#### YANG PERLU DIKERJAKAN
(a) Obat apa yang disebut dalam teks tentang antihistamin H1 sebagai contoh antihistamin generasi kedua?
(b) Kutip bagian teks tentang antihistamin H1 tanpa mengubah apa pun. Mulailah dari kata-kata yang memuat "Banyak dari AH1", lalu berhenti setelah "yang disebabkan histamine.".
(c) Tulis lanjutan teks tentang antihistamin H1 setelah kalimat terakhir yang ada.

#### TEKS UNTUK DIANALISIS
********
Reseptor H1 pada permukaan sel berikatan dengan protein G yang terdapat pada membran sel (cytosolic domain of cell membrane).1 Perubahan/peningkatan aktivitas reseptor H1 yang dipengaruhi molekul dari luar sel mengakibatkan perubahan/peningkatan aktivitas protein G. Perubahan/peningkatan aktivasi protein G menimbulkan transduksi signal ke beberapa target (efektor), sehingga mengakibatkan aktivasi NF-kB yang merupakan faktor transkripsi yang berperan pada terjadinya reaksi radang.4,5

AH1 digunakan pada terapi alergi, seperti utrikaria, pruritus, gigitan dan sengatan serangga, serta ruam akibat sensitivitas terhadap obat. Dahulu, AH1 dikelompokkan menjadi 6 grup, yakni ethanolamine, etilenediamin, alkilamin, piperazin, piperidin, dan fenotiazin. Namun, saat ini klasifikasi yang digunakan adalah berdasarkan fungsinya. Antihistamin dikelompokkan menjadi generasi pertama dan kedua. Obat-obat antihistamin generasi pertama, seperti Klorfeniramin, Alimemazin, dan Prometazin, memiliki efek antimuskarinik dan melewati sawar darah otak, sehingga biasanya menyebabkan rasa kantuk dan gangguan psikomotor. Namun, obat generasi kedua, seperti Loratadin, tidak mempunyai efek menyerupai atropine dan tidak menembus sawar darah otak, sehingga obat tersebut jarang menyebabkan kantuk.2,4,5

Demi peningkatan nilai pengobatan penyakit alergi, sampai saat ini masih diusahakan untuk menemukan antihistamin yang efektif dan tidak mempunyai efek samping, yang disebut sebagai neutral antagonist. Antagonis nertal tersebut diharapkan memiliki khasiat blockade reseptor H1 ditambah dengan beberapa khasiat lainnya. Pengobatan penyakit alergik dengan cara menghambat inflamasi diduga disebabkan oleh peningkatan aktivitas NF-kB. Beberapa antagonis H1 yang selama ini lebih dikenal untuk menghilangkan rasa gatal dapat digunakan sebagai antiinflamasi pada penyakit yang disebabkan oleh reaksi alergi. Sebagai contoh adalah penggunaan cetirizin pada penderita konjungtivitis dapat menyebabkan penurunan ekspresi ICAM-1 dan jumlah sel radang dibandingkan dengan kelompok yang diberi placebo.5

Farmakodinamik

AH1 bekerja sebagai inverse agonis histamine yang berikatan dengan reseptor H1 dan menstabilkan bentuk tidak aktif reseptor H1. AH1 bekerja dengan menghambat efek histamine pada pembuluh darah, bronkus, dan beberapa otot polos. Selain itu, AH1 juga berperan untuk mengobati reaksi hipersensitivitas atau keadaan lain yang disertai dengan pelepasan histamine endogen yang berlebihan. Efek penggunaan AH1 antara lain:2,3

1. Efek sedatif

Efek umum dari AH1 generasi pertama adalah efek sedative yang cukup besar. Namun efek ini bergantung pada subkelompok obat dan pasiennya. Efek ini dapat digunakan sebagai alat bantu tidur dan penggunaanya tidak cocok pada siang hari. pada dosis biasa, kadang-kadang pada anak akan lebih menyebabkan eksitasi daripada sedasi. Pada dosis tinggi dapat menyebabkan agitasi, kejang-kejang, bahkan koma. Sedangkan AH1 generasi kedua hanya mempunyai sedikit bahkan tidak memiliki efek sedative. AH1 generasi kedua juga memiliki efek otonom yang lebih sedikit daripada generasi pertama.2

2. Anti mual dan anti muntah

Beberapa AH1 memiliki aktivitas yang signifikan dalam mencegah motion sickness (mabuk kendaraan), tetapi kurang efektif jika sudah mengalami mabuk.2,3

3. Efek Antiparkinsonism

Beberapa AH1, terutama difenhidramin, memiliki efek yang signifikan untuk menekan efek akut pada gejala-gejala Parkinson.2,3

4. Kerja Antikolinoreseptor

Banyak dari AH1 generasi pertama, khususnya subkelompok etanolamin dan etilendiamin, secara signifikan memberikan efek menyerupai atropine yang bermakna pada reseptor muskarinik perifer.2

5. Lainnya:2,3

  • Pada otot polos, AH1 secara efektif mencegah bronkokontriksi yang disebabkan histamine.
********
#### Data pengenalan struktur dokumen
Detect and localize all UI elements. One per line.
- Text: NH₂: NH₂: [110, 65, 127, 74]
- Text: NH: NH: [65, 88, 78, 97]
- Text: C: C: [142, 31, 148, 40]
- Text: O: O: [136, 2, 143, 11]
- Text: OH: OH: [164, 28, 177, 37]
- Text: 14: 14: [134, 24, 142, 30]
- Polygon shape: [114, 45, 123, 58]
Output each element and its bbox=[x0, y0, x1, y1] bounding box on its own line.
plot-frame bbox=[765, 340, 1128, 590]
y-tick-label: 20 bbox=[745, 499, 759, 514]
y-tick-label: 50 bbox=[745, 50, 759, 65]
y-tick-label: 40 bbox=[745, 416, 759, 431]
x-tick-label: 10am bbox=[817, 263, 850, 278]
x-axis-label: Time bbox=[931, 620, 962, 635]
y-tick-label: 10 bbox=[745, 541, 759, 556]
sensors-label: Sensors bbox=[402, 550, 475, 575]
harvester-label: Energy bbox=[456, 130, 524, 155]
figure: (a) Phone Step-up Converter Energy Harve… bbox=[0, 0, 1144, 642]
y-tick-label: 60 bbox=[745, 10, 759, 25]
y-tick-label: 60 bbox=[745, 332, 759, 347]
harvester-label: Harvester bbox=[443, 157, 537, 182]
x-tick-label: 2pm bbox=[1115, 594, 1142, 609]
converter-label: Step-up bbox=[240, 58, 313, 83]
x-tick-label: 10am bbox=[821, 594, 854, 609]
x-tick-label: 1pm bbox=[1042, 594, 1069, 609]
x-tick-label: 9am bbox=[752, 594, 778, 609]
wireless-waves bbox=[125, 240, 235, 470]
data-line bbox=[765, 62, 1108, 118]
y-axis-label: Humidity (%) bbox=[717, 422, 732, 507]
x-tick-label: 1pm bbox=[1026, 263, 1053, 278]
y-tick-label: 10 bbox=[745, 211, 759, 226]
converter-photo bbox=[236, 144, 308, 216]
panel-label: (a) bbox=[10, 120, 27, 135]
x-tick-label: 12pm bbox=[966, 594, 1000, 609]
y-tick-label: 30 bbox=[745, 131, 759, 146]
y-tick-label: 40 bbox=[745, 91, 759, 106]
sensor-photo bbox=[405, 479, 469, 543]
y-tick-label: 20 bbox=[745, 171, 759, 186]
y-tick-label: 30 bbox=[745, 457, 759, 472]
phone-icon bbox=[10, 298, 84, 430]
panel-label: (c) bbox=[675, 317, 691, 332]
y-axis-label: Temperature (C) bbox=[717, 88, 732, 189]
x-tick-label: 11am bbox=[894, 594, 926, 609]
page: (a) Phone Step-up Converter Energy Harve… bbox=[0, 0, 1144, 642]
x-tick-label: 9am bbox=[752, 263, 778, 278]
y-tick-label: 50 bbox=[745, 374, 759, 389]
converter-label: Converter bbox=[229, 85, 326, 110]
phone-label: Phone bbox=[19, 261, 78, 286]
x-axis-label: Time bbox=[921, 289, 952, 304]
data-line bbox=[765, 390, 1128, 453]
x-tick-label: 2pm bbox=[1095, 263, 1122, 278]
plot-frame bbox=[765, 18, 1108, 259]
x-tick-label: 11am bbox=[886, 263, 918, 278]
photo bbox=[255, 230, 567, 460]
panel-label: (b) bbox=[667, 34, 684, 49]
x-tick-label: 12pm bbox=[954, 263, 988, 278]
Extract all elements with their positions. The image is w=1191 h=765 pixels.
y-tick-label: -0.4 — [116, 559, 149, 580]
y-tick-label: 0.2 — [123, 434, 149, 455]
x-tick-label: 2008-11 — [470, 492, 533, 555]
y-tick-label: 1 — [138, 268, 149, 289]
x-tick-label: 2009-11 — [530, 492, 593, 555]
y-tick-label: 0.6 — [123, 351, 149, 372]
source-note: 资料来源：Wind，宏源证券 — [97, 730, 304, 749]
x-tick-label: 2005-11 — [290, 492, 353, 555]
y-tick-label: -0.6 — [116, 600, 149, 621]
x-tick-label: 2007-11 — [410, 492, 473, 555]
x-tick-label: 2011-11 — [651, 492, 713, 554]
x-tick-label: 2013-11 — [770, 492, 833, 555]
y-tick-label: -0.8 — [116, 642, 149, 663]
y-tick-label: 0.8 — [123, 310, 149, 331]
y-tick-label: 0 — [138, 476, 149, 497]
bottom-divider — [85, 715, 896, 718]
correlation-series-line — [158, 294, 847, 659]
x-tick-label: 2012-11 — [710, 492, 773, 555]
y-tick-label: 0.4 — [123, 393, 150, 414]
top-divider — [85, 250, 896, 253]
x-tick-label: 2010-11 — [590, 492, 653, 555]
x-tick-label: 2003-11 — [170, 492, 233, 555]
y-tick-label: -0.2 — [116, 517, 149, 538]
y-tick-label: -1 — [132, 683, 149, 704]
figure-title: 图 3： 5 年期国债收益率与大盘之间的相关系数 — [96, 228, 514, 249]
********
#### JAWABAN
(a) Loratadin.

(b)
Banyak dari AH1 generasi pertama, khususnya subkelompok etanolamin dan etilendiamin, secara signifikan memberikan efek menyerupai atropine yang bermakna pada reseptor muskarinik perifer.2

5. Lainnya:2,3

  • Pada otot polos, AH1 secara efektif mencegah bronkokontriksi yang disebabkan histamine.

(c)
  • Permeabilitas kapiler, peningkatan permebilitas kapiler dan edema yang disebabkan histamine dapat dihambat dengan oleh AH1.
  • Reaksi anafilaksis dan alergi, efektivitas AH1 akan melawan reaksi hipersensitivitas.
  • Menghambat sekresi saliva dan sekresi kelenjar eksokrin lain akibat histamine.
  • Tidak dapat menghambat sekresi cairan lambung.
  • Merangsang dan menghambat SSP. Efek perangsangan dengan dosis normal yang terlihat adalah insomnia, gelisah, dan eksitasi. Efek perangsangan juga dapat terjadi pada keracunan AH1. Sedangkan dosis terapi AH1 umumnya menyebabkan penghambatan SSP dengan gejala, seperti kantuk, berkurangnya kewaspadaan, dan waktu reaksi yang lambat. Namun, saat ini ada beberapa AH1 yang bersifat non-sedatif berupa Terfenadin, Astemizol, dan Loratadin.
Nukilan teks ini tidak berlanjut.